• [DIRECTION] Report back each line of the records that contains the string "this".

• [RECORD SET]
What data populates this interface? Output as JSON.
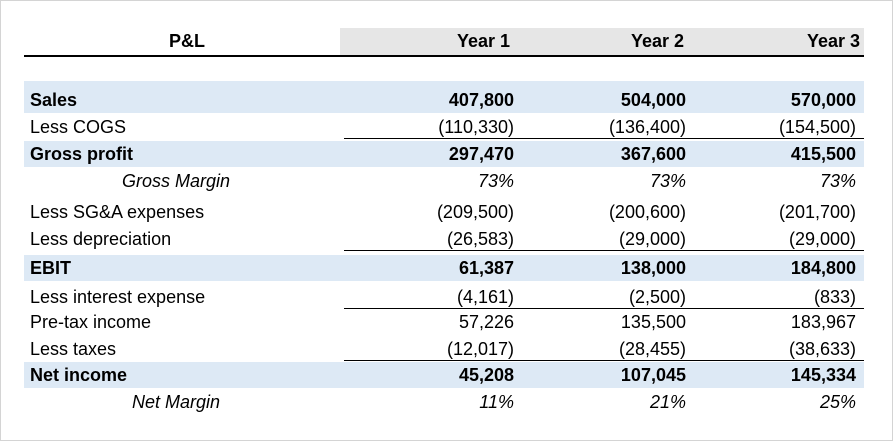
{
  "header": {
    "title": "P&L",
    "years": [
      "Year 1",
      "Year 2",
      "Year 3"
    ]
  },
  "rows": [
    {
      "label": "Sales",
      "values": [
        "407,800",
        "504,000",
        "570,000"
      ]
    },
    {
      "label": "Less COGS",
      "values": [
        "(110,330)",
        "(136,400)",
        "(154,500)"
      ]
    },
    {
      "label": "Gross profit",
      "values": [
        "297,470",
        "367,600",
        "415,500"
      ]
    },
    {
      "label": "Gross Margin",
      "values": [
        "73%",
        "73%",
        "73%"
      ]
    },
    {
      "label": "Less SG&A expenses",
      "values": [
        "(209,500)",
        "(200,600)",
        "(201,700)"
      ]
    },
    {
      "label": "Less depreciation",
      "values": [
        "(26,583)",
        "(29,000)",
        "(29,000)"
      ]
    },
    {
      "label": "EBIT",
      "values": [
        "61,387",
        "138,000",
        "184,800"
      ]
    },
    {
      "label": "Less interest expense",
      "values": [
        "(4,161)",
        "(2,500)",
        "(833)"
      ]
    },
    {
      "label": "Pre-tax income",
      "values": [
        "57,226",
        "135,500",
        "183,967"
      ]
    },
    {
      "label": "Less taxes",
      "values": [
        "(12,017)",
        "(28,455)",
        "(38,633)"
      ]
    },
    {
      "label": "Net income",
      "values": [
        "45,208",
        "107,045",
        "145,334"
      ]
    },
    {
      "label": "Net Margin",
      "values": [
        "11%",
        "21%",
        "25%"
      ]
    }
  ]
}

...

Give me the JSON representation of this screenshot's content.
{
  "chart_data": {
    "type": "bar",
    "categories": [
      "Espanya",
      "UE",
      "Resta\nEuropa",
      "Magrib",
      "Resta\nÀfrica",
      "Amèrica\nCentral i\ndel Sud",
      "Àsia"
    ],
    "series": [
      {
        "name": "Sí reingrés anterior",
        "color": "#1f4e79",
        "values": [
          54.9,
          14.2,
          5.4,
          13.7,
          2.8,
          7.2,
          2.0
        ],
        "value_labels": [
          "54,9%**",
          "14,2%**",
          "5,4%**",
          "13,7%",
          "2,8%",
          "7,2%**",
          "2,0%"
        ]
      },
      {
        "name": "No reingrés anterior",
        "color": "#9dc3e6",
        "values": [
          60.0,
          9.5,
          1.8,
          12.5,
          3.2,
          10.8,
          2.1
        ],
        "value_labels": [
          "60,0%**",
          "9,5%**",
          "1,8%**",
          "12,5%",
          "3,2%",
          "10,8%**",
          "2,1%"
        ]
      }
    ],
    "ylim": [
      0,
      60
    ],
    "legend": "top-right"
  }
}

• [FINAL ANSWER]
What data populates this interface? Output as JSON.
Give me the JSON representation of this screenshot's content.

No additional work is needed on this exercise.